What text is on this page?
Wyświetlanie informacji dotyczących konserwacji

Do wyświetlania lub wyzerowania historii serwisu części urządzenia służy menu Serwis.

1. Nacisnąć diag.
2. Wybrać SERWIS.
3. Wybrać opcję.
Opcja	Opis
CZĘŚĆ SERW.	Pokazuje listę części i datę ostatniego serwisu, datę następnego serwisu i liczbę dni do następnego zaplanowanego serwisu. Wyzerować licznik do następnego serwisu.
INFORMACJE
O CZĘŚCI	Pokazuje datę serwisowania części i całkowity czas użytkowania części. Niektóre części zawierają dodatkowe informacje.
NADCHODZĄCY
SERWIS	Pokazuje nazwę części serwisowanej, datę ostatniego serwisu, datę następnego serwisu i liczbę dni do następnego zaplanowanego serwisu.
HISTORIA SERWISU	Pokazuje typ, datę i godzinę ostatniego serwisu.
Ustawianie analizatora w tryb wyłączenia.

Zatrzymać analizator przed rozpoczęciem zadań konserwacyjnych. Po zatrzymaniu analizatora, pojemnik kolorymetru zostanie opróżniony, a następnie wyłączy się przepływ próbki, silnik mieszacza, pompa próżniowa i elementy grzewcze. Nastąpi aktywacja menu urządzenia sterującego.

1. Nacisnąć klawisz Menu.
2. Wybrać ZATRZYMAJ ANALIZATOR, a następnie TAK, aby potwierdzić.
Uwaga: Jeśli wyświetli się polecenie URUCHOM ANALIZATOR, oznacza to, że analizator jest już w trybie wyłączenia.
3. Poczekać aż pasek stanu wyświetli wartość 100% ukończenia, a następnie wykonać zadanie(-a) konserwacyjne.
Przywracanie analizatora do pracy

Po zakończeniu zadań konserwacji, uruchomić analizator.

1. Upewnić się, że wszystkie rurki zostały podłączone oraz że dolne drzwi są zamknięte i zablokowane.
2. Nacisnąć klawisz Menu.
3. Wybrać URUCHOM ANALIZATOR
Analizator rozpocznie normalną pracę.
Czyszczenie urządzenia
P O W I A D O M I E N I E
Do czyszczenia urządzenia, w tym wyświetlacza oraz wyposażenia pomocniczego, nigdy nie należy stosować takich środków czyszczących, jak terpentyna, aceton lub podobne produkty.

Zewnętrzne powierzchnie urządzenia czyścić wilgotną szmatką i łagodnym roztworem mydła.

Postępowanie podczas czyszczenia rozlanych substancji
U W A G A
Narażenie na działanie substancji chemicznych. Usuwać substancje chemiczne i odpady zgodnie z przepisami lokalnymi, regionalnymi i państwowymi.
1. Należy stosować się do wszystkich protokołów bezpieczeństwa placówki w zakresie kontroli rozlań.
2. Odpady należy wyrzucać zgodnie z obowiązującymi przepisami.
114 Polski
——
What the task asks:
Identify the lines that contain the string "Pokazuje", and copy every one of them.

Solution for this task:
CZĘŚĆ SERW.	Pokazuje listę części i datę ostatniego serwisu, datę następnego serwisu i liczbę dni do następnego zaplanowanego serwisu. Wyzerować licznik do następnego serwisu.
O CZĘŚCI	Pokazuje datę serwisowania części i całkowity czas użytkowania części. Niektóre części zawierają dodatkowe informacje.
SERWIS	Pokazuje nazwę części serwisowanej, datę ostatniego serwisu, datę następnego serwisu i liczbę dni do następnego zaplanowanego serwisu.
HISTORIA SERWISU	Pokazuje typ, datę i godzinę ostatniego serwisu.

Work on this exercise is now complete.